Task prompt –
Reproduce the material word for word; the images stay out.

(Extracted records)
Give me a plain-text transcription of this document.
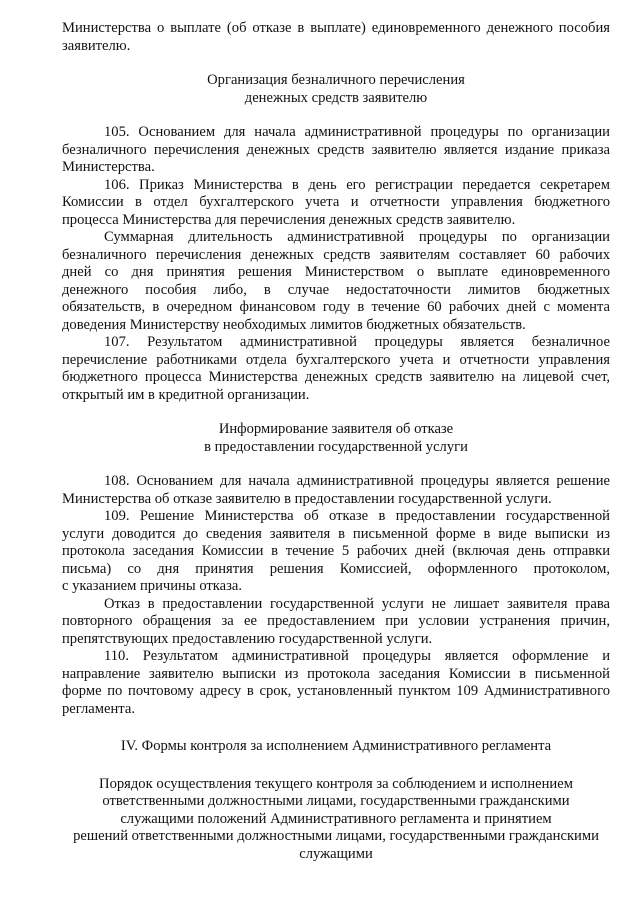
Министерства о выплате (об отказе в выплате) единовременного денежного пособия
заявителю.
Организация безналичного перечисления
денежных средств заявителю
105. Основанием для начала административной процедуры по организации
безналичного перечисления денежных средств заявителю является издание приказа
Министерства.
106. Приказ Министерства в день его регистрации передается секретарем
Комиссии в отдел бухгалтерского учета и отчетности управления бюджетного
процесса Министерства для перечисления денежных средств заявителю.
Суммарная длительность административной процедуры по организации
безналичного перечисления денежных средств заявителям составляет 60 рабочих
дней со дня принятия решения Министерством о выплате единовременного
денежного пособия либо, в случае недостаточности лимитов бюджетных
обязательств, в очередном финансовом году в течение 60 рабочих дней с момента
доведения Министерству необходимых лимитов бюджетных обязательств.
107. Результатом административной процедуры является безналичное
перечисление работниками отдела бухгалтерского учета и отчетности управления
бюджетного процесса Министерства денежных средств заявителю на лицевой счет,
открытый им в кредитной организации.
Информирование заявителя об отказе
в предоставлении государственной услуги
108. Основанием для начала административной процедуры является решение
Министерства об отказе заявителю в предоставлении государственной услуги.
109. Решение Министерства об отказе в предоставлении государственной
услуги доводится до сведения заявителя в письменной форме в виде выписки из
протокола заседания Комиссии в течение 5 рабочих дней (включая день отправки
письма) со дня принятия решения Комиссией, оформленного протоколом,
с указанием причины отказа.
Отказ в предоставлении государственной услуги не лишает заявителя права
повторного обращения за ее предоставлением при условии устранения причин,
препятствующих предоставлению государственной услуги.
110. Результатом административной процедуры является оформление и
направление заявителю выписки из протокола заседания Комиссии в письменной
форме по почтовому адресу в срок, установленный пунктом 109 Административного
регламента.
IV. Формы контроля за исполнением Административного регламента
Порядок осуществления текущего контроля за соблюдением и исполнением
ответственными должностными лицами, государственными гражданскими
служащими положений Административного регламента и принятием
решений ответственными должностными лицами, государственными гражданскими
служащими
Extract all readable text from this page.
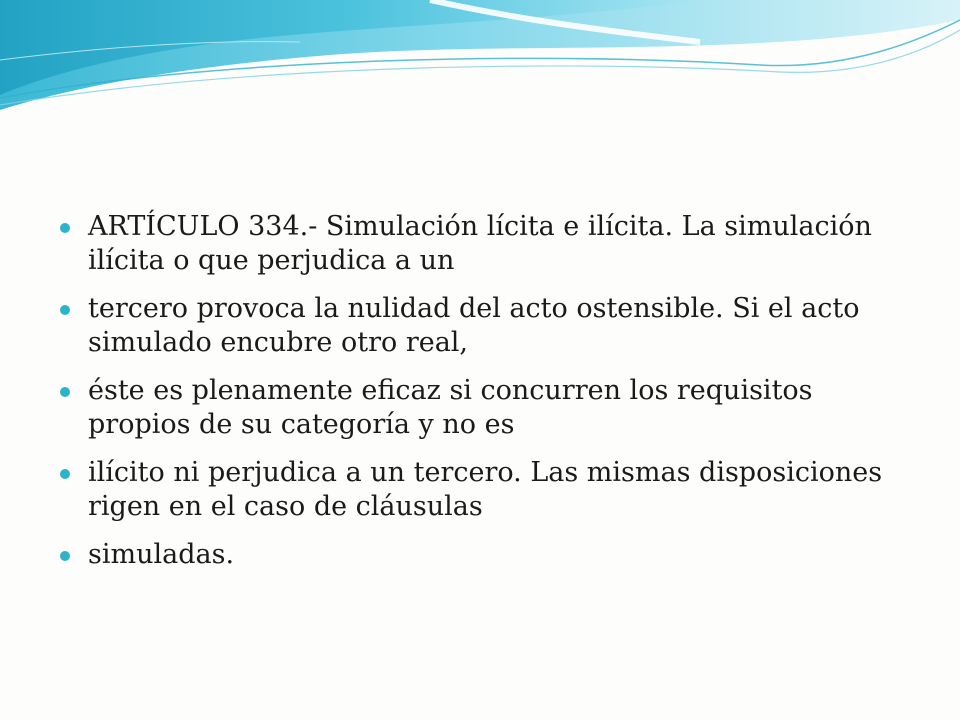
ARTÍCULO 334.- Simulación lícita e ilícita. La simulación ilícita o que perjudica a un
tercero provoca la nulidad del acto ostensible. Si el acto simulado encubre otro real,
éste es plenamente eficaz si concurren los requisitos propios de su categoría y no es
ilícito ni perjudica a un tercero. Las mismas disposiciones rigen en el caso de cláusulas
simuladas.
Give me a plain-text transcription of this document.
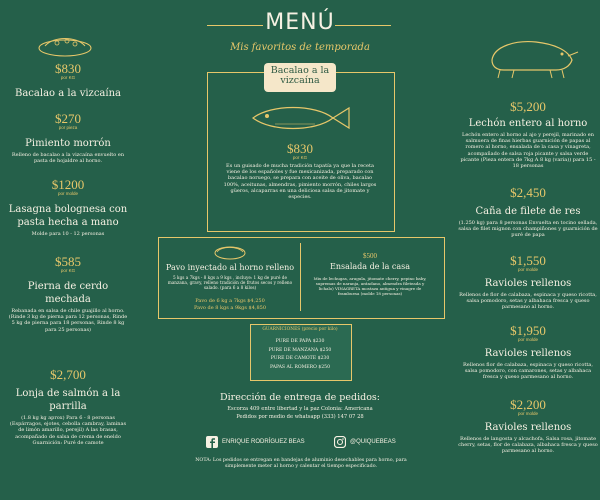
MENÚ
Mis favoritos de temporada
$830
por KG
Bacalao a la vizcaína
$270
por pieza
Pimiento morrón
Relleno de bacalao a la vizcaína envuelto en pasta de hojaldre al horno.
$1200
por molde
Lasagna bolognesa con pasta hecha a mano
Molde para 10 - 12 personas
$585
por KG
Pierna de cerdo mechada
Rebanada en salsa de chile guajillo al horno. (Rinde 3 kg de pierna para 12 personas, Rinde 5 kg de pierna para 18 personas, Rinde 8 kg para 25 personas)
$2,700
Lonja de salmón a la parrilla
(1.8 kg kg aprox) Para 6 - 8 personas (Espárragos, ejotes, cebolla cambray, laminas de limón amarillo, perejil) A las brasas, acompañado de salsa de crema de eneldo Guarnición: Puré de camote
Bacalao a la vizcaína
$830
por KG
Es un guisado de mucha tradición tapatía ya que la receta viene de los españoles y fue mexicanizada, preparado con bacalao noruego, se prepara con aceite de oliva, bacalao 100%, aceitunas, almendras, pimiento morrón, chiles largos güeros, alcaparras en una deliciosa salsa de jitomate y especies.
Pavo inyectado al horno relleno
5 kgs a 7kgs - 8 kgs a 9 kgs , incluye: 1 kg de puré de manzana, gravy, relleno tradición de frutos secos y relleno salado. (para 6 a 8 kilos)
Pavo de 6 kg a 7kgs $4,250
Pavo de 8 kgs a 9kgs $4,850
$500
Ensalada de la casa
Mix de lechugas, arugula, jitomate cherry, pepino baby, supremas de naranja, arándano, almendra fileteada y lichalo) VINAGRETA mostaza antigua y vinagre de frambuesa (molde 18 personas)
GUARNICIONES (precio por kilo)
PURE DE PAPA $230
PURE DE MANZANA $250
PURE DE CAMOTE $230
PAPAS AL ROMERO $250
Dirección de entrega de pedidos:
Escorza 409 entre libertad y la paz Colonia: Americana
Pedidos por medio de whatsapp (333) 147 07 28
ENRIQUE RODRÍGUEZ BEAS	@QUIQUEBEAS
NOTA: Los pedidos se entregan en bandejas de aluminio desechables para horno, para simplemente meter al horno y calentar el tiempo especificado.
$5,200
Lechón entero al horno
Lechón entero al horno al ajo y perejil, marinado en salmuera de finas hierbas guarnición de papas al romero al horno, ensalada de la casa y vinagreta, acompañado de salsa roja picante y salsa verde picante (Pieza entera de 7kg A 8 kg (varia)) para 15 - 18 personas
$2,450
Caña de filete de res
(1.250 kg) para 8 personas Envuelta en tocino sellada, salsa de filet mignon con champiñones y guarnición de puré de papa
$1,550
por molde
Ravioles rellenos
Rellenos de flor de calabaza, espinaca y queso ricotta, salsa pomodoro, setas y albahaca fresca y queso parmesano al horno.
$1,950
por molde
Ravioles rellenos
Rellenos flor de calabaza, espinaca y queso ricotta, salsa pomodoro, con camarones, setas y albahaca fresca y queso parmesano al horno.
$2,200
por molde
Ravioles rellenos
Rellenos de langosta y alcachofa, Salsa rosa, jitomate cherry, setas, flor de calabaza, albahaca fresca y queso parmesano al horno.
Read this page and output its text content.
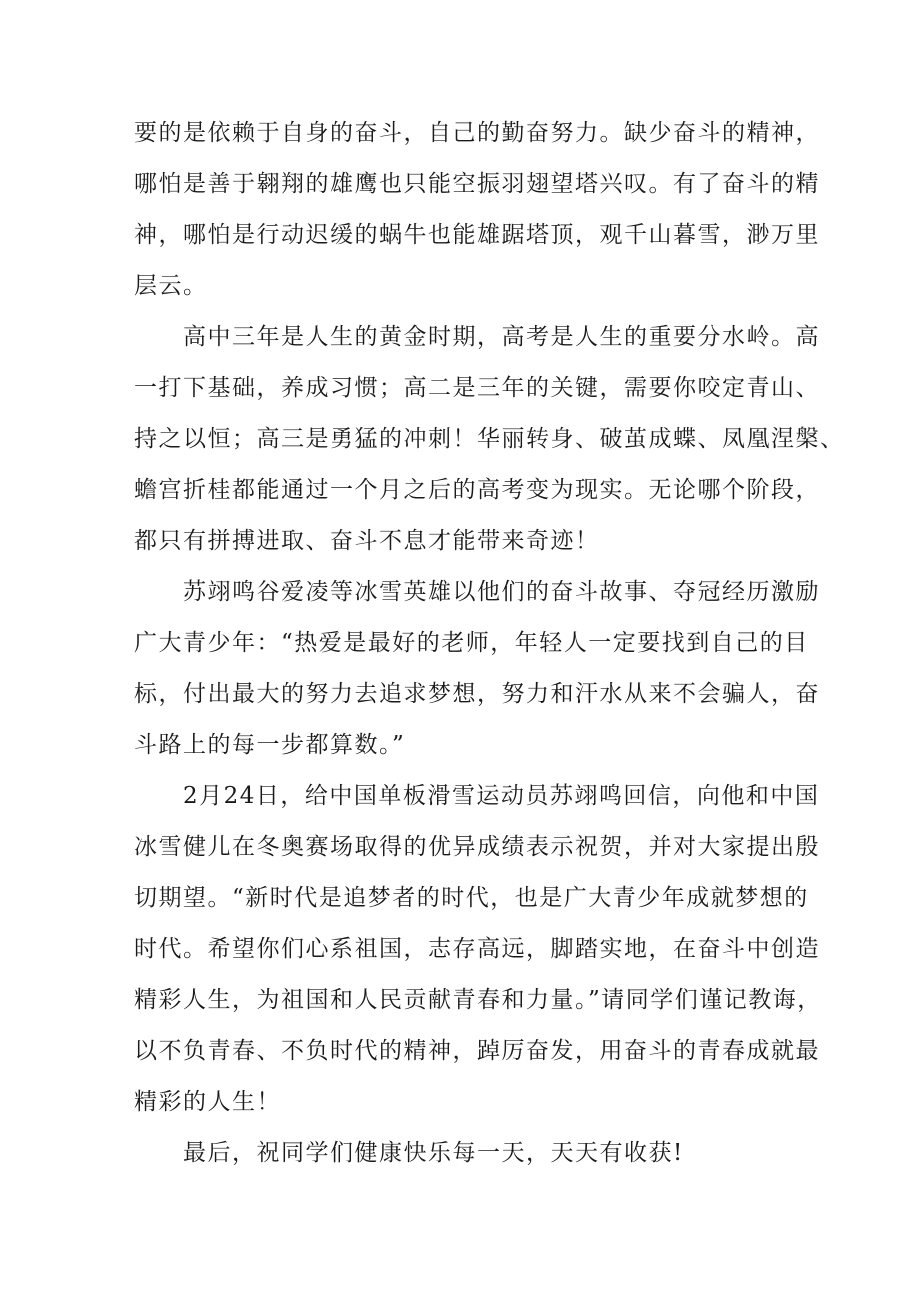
要的是依赖于自身的奋斗，自己的勤奋努力。缺少奋斗的精神，
哪怕是善于翱翔的雄鹰也只能空振羽翅望塔兴叹。有了奋斗的精
神，哪怕是行动迟缓的蜗牛也能雄踞塔顶，观千山暮雪，渺万里
层云。
　　高中三年是人生的黄金时期，高考是人生的重要分水岭。高
一打下基础，养成习惯；高二是三年的关键，需要你咬定青山、
持之以恒；高三是勇猛的冲刺！华丽转身、破茧成蝶、凤凰涅槃、
蟾宫折桂都能通过一个月之后的高考变为现实。无论哪个阶段，
都只有拼搏进取、奋斗不息才能带来奇迹！
　　苏翊鸣谷爱凌等冰雪英雄以他们的奋斗故事、夺冠经历激励
广大青少年：“热爱是最好的老师，年轻人一定要找到自己的目
标，付出最大的努力去追求梦想，努力和汗水从来不会骗人，奋
斗路上的每一步都算数。”
　　2月24日，给中国单板滑雪运动员苏翊鸣回信，向他和中国
冰雪健儿在冬奥赛场取得的优异成绩表示祝贺，并对大家提出殷
切期望。“新时代是追梦者的时代，也是广大青少年成就梦想的
时代。希望你们心系祖国，志存高远，脚踏实地，在奋斗中创造
精彩人生，为祖国和人民贡献青春和力量。”请同学们谨记教诲，
以不负青春、不负时代的精神，踔厉奋发，用奋斗的青春成就最
精彩的人生！
　　最后，祝同学们健康快乐每一天，天天有收获!
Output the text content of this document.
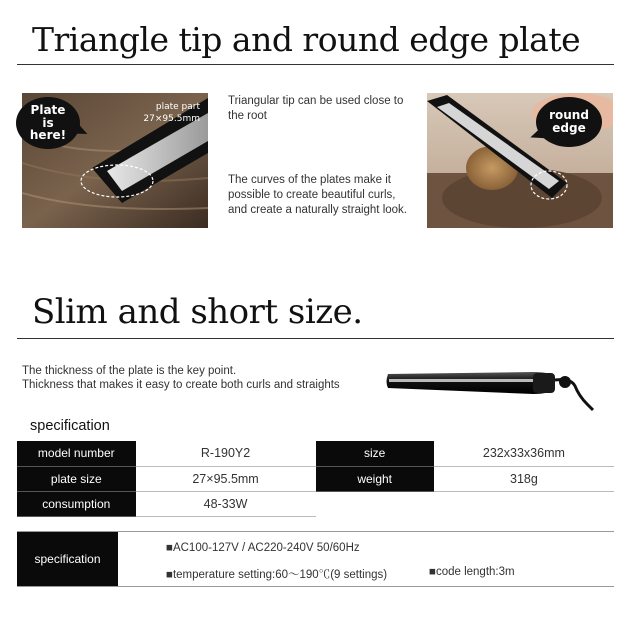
Triangle tip and round edge plate
plate part
27×95.5mm
Plate
is
here!
Triangular tip can be used close to the root
The curves of the plates make it possible to create beautiful curls, and create a naturally straight look.
round
edge
Slim and short size.
The thickness of the plate is the key point.
Thickness that makes it easy to create both curls and straights
specification
model number	R-190Y2	size	232x33x36mm
plate size	27×95.5mm	weight	318g
consumption	48-33W		
specification
■AC100-127V / AC220-240V 50/60Hz
■temperature setting:60～190℃(9 settings)	■code length:3m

Solution for this exercise –
Give me a plain-text transcription of this document.
Министерства о выплате (об отказе в выплате) единовременного денежного пособия
заявителю.
Организация безналичного перечисления
денежных средств заявителю
105. Основанием для начала административной процедуры по организации
безналичного перечисления денежных средств заявителю является издание приказа
Министерства.
106. Приказ Министерства в день его регистрации передается секретарем
Комиссии в отдел бухгалтерского учета и отчетности управления бюджетного
процесса Министерства для перечисления денежных средств заявителю.
Суммарная длительность административной процедуры по организации
безналичного перечисления денежных средств заявителям составляет 60 рабочих
дней со дня принятия решения Министерством о выплате единовременного
денежного пособия либо, в случае недостаточности лимитов бюджетных
обязательств, в очередном финансовом году в течение 60 рабочих дней с момента
доведения Министерству необходимых лимитов бюджетных обязательств.
107. Результатом административной процедуры является безналичное
перечисление работниками отдела бухгалтерского учета и отчетности управления
бюджетного процесса Министерства денежных средств заявителю на лицевой счет,
открытый им в кредитной организации.
Информирование заявителя об отказе
в предоставлении государственной услуги
108. Основанием для начала административной процедуры является решение
Министерства об отказе заявителю в предоставлении государственной услуги.
109. Решение Министерства об отказе в предоставлении государственной
услуги доводится до сведения заявителя в письменной форме в виде выписки из
протокола заседания Комиссии в течение 5 рабочих дней (включая день отправки
письма) со дня принятия решения Комиссией, оформленного протоколом,
с указанием причины отказа.
Отказ в предоставлении государственной услуги не лишает заявителя права
повторного обращения за ее предоставлением при условии устранения причин,
препятствующих предоставлению государственной услуги.
110. Результатом административной процедуры является оформление и
направление заявителю выписки из протокола заседания Комиссии в письменной
форме по почтовому адресу в срок, установленный пунктом 109 Административного
регламента.
IV. Формы контроля за исполнением Административного регламента
Порядок осуществления текущего контроля за соблюдением и исполнением
ответственными должностными лицами, государственными гражданскими
служащими положений Административного регламента и принятием
решений ответственными должностными лицами, государственными гражданскими
служащими
Extract all readable text from this page.
ARTÍCULO 334.- Simulación lícita e ilícita. La simulación ilícita o que perjudica a un
tercero provoca la nulidad del acto ostensible. Si el acto simulado encubre otro real,
éste es plenamente eficaz si concurren los requisitos propios de su categoría y no es
ilícito ni perjudica a un tercero. Las mismas disposiciones rigen en el caso de cláusulas
simuladas.
Give me a plain-text transcription of this document.
MENÚ
Mis favoritos de temporada
$830
por KG
Bacalao a la vizcaína
$270
por pieza
Pimiento morrón
Relleno de bacalao a la vizcaína envuelto en pasta de hojaldre al horno.
$1200
por molde
Lasagna bolognesa con pasta hecha a mano
Molde para 10 - 12 personas
$585
por KG
Pierna de cerdo mechada
Rebanada en salsa de chile guajillo al horno. (Rinde 3 kg de pierna para 12 personas, Rinde 5 kg de pierna para 18 personas, Rinde 8 kg para 25 personas)
$2,700
Lonja de salmón a la parrilla
(1.8 kg kg aprox) Para 6 - 8 personas (Espárragos, ejotes, cebolla cambray, laminas de limón amarillo, perejil) A las brasas, acompañado de salsa de crema de eneldo Guarnición: Puré de camote
Bacalao a la vizcaína
$830
por KG
Es un guisado de mucha tradición tapatía ya que la receta viene de los españoles y fue mexicanizada, preparado con bacalao noruego, se prepara con aceite de oliva, bacalao 100%, aceitunas, almendras, pimiento morrón, chiles largos güeros, alcaparras en una deliciosa salsa de jitomate y especies.
Pavo inyectado al horno relleno
5 kgs a 7kgs - 8 kgs a 9 kgs , incluye: 1 kg de puré de manzana, gravy, relleno tradición de frutos secos y relleno salado. (para 6 a 8 kilos)
Pavo de 6 kg a 7kgs $4,250
Pavo de 8 kgs a 9kgs $4,850
$500
Ensalada de la casa
Mix de lechugas, arugula, jitomate cherry, pepino baby, supremas de naranja, arándano, almendra fileteada y lichalo) VINAGRETA mostaza antigua y vinagre de frambuesa (molde 18 personas)
GUARNICIONES (precio por kilo)
PURE DE PAPA $230
PURE DE MANZANA $250
PURE DE CAMOTE $230
PAPAS AL ROMERO $250
Dirección de entrega de pedidos:
Escorza 409 entre libertad y la paz Colonia: Americana
Pedidos por medio de whatsapp (333) 147 07 28
ENRIQUE RODRÍGUEZ BEAS	@QUIQUEBEAS
NOTA: Los pedidos se entregan en bandejas de aluminio desechables para horno, para simplemente meter al horno y calentar el tiempo especificado.
$5,200
Lechón entero al horno
Lechón entero al horno al ajo y perejil, marinado en salmuera de finas hierbas guarnición de papas al romero al horno, ensalada de la casa y vinagreta, acompañado de salsa roja picante y salsa verde picante (Pieza entera de 7kg A 8 kg (varia)) para 15 - 18 personas
$2,450
Caña de filete de res
(1.250 kg) para 8 personas Envuelta en tocino sellada, salsa de filet mignon con champiñones y guarnición de puré de papa
$1,550
por molde
Ravioles rellenos
Rellenos de flor de calabaza, espinaca y queso ricotta, salsa pomodoro, setas y albahaca fresca y queso parmesano al horno.
$1,950
por molde
Ravioles rellenos
Rellenos flor de calabaza, espinaca y queso ricotta, salsa pomodoro, con camarones, setas y albahaca fresca y queso parmesano al horno.
$2,200
por molde
Ravioles rellenos
Rellenos de langosta y alcachofa, Salsa rosa, jitomate cherry, setas, flor de calabaza, albahaca fresca y queso parmesano al horno.
Read this page and output its text content.
要的是依赖于自身的奋斗，自己的勤奋努力。缺少奋斗的精神，
哪怕是善于翱翔的雄鹰也只能空振羽翅望塔兴叹。有了奋斗的精
神，哪怕是行动迟缓的蜗牛也能雄踞塔顶，观千山暮雪，渺万里
层云。
　　高中三年是人生的黄金时期，高考是人生的重要分水岭。高
一打下基础，养成习惯；高二是三年的关键，需要你咬定青山、
持之以恒；高三是勇猛的冲刺！华丽转身、破茧成蝶、凤凰涅槃、
蟾宫折桂都能通过一个月之后的高考变为现实。无论哪个阶段，
都只有拼搏进取、奋斗不息才能带来奇迹！
　　苏翊鸣谷爱凌等冰雪英雄以他们的奋斗故事、夺冠经历激励
广大青少年：“热爱是最好的老师，年轻人一定要找到自己的目
标，付出最大的努力去追求梦想，努力和汗水从来不会骗人，奋
斗路上的每一步都算数。”
　　2月24日，给中国单板滑雪运动员苏翊鸣回信，向他和中国
冰雪健儿在冬奥赛场取得的优异成绩表示祝贺，并对大家提出殷
切期望。“新时代是追梦者的时代，也是广大青少年成就梦想的
时代。希望你们心系祖国，志存高远，脚踏实地，在奋斗中创造
精彩人生，为祖国和人民贡献青春和力量。”请同学们谨记教诲，
以不负青春、不负时代的精神，踔厉奋发，用奋斗的青春成就最
精彩的人生！
　　最后，祝同学们健康快乐每一天，天天有收获!
Output the text content of this document.
Triangle tip and round edge plate
plate part
27×95.5mm
Plate
is
here!
Triangular tip can be used close to the root
The curves of the plates make it possible to create beautiful curls, and create a naturally straight look.
round
edge
Slim and short size.
The thickness of the plate is the key point.
Thickness that makes it easy to create both curls and straights
specification
model number	R-190Y2	size	232x33x36mm
plate size	27×95.5mm	weight	318g
consumption	48-33W		
specification
■AC100-127V / AC220-240V 50/60Hz
■temperature setting:60～190℃(9 settings)	■code length:3m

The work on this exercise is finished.